AIM OF THE TASK
Identify the lines holding "ντων" and copy them.
====== DATA PROVIDED
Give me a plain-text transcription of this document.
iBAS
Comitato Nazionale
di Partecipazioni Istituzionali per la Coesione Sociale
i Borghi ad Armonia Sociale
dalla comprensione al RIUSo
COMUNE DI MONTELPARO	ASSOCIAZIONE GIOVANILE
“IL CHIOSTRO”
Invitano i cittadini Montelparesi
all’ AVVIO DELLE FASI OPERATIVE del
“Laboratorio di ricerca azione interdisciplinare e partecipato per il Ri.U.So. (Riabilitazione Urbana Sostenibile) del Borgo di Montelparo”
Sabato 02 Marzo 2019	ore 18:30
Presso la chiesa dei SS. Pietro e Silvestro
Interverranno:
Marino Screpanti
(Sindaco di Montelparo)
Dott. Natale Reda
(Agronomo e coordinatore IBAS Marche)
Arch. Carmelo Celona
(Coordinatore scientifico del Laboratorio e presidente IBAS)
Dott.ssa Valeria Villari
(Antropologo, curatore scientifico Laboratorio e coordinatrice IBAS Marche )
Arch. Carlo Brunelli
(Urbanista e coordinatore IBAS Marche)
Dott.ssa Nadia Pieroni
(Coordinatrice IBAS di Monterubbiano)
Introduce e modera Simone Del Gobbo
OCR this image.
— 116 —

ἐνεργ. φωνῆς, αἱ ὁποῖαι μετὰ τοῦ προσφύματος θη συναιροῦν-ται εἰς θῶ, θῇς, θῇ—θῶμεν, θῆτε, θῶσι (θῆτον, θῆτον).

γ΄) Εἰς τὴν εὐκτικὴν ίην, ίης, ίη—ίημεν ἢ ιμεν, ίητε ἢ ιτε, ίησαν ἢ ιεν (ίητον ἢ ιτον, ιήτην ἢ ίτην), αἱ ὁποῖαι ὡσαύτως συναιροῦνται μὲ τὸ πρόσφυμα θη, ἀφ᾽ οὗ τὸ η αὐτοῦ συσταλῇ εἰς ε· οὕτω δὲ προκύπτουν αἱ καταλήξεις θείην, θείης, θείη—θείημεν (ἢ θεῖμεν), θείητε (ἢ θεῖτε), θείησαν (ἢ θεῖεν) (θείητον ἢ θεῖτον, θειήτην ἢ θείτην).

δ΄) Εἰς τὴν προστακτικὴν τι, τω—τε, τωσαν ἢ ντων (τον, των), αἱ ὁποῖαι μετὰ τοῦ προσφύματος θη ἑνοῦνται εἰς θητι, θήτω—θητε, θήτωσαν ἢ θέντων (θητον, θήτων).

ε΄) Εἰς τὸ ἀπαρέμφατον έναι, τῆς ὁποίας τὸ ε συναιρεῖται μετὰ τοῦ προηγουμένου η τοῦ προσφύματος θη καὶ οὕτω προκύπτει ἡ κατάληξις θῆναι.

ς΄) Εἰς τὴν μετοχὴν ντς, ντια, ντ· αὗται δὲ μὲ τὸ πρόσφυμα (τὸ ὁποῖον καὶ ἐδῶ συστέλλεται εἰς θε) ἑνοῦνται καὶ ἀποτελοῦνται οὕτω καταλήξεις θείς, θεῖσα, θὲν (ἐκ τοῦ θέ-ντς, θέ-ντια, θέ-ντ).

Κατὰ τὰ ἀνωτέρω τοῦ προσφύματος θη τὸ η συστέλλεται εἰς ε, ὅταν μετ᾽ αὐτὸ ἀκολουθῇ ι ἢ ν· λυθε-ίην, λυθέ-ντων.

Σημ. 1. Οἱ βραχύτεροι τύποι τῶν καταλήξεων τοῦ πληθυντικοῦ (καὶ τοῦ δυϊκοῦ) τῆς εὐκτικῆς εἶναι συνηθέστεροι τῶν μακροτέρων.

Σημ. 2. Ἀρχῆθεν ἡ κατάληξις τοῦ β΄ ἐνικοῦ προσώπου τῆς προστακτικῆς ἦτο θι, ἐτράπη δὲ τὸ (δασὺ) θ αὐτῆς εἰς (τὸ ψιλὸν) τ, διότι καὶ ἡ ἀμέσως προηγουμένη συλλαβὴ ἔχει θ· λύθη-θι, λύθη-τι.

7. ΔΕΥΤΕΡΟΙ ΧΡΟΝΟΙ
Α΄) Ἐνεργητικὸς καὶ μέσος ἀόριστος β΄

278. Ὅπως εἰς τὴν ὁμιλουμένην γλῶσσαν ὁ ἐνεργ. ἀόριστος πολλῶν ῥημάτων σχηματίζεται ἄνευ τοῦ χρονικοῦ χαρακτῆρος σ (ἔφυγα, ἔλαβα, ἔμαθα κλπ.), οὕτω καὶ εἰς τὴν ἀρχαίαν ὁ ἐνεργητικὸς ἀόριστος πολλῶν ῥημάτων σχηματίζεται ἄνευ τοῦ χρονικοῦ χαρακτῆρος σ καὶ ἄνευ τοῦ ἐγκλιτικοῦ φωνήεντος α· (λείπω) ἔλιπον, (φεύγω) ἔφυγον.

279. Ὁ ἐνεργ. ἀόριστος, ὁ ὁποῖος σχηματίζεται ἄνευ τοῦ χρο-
============
SOLVED PROBLEM
δ΄) Εἰς τὴν προστακτικὴν τι, τω—τε, τωσαν ἢ ντων (τον, των), αἱ ὁποῖαι μετὰ τοῦ προσφύματος θη ἑνοῦνται εἰς θητι, θήτω—θητε, θήτωσαν ἢ θέντων (θητον, θήτων).
Κατὰ τὰ ἀνωτέρω τοῦ προσφύματος θη τὸ η συστέλλεται εἰς ε, ὅταν μετ᾽ αὐτὸ ἀκολουθῇ ι ἢ ν· λυθε-ίην, λυθέ-ντων.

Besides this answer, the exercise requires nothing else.